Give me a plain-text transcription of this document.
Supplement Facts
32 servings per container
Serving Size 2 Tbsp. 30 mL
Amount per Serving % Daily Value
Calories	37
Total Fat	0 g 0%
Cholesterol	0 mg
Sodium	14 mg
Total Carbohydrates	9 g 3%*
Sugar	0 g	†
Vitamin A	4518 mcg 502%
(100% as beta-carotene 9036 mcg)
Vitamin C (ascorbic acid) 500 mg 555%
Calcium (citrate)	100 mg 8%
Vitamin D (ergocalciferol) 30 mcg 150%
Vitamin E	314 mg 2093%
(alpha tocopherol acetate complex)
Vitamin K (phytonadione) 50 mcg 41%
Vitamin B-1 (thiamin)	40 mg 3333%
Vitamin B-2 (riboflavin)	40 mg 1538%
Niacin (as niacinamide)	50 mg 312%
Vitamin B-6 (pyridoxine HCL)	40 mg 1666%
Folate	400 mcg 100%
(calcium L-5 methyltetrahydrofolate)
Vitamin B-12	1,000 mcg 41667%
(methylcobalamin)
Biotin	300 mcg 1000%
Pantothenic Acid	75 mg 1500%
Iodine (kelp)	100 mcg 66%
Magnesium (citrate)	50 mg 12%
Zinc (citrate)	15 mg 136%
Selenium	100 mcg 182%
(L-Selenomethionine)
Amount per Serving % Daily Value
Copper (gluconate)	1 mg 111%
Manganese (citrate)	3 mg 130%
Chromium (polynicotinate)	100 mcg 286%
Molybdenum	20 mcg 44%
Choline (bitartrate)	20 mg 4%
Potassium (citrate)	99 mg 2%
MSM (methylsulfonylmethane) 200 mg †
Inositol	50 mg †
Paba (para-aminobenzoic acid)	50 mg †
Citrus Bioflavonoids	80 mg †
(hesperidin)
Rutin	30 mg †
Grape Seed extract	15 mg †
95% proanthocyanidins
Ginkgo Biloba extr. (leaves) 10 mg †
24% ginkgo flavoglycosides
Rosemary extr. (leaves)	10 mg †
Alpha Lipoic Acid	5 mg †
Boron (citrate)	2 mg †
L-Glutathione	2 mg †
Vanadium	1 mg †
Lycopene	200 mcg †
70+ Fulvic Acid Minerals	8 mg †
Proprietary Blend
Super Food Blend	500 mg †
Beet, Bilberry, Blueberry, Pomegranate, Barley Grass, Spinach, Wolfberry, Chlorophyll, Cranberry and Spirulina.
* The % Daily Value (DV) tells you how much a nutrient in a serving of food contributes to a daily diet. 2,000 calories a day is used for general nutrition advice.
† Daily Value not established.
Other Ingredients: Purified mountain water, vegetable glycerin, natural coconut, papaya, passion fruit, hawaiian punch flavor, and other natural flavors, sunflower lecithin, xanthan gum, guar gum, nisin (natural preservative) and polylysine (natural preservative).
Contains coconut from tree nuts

- - -

### Exercise requirements
All lines that include "Blend" are to be gathered and copied.

### Full answer
Proprietary Blend
Super Food Blend	500 mg †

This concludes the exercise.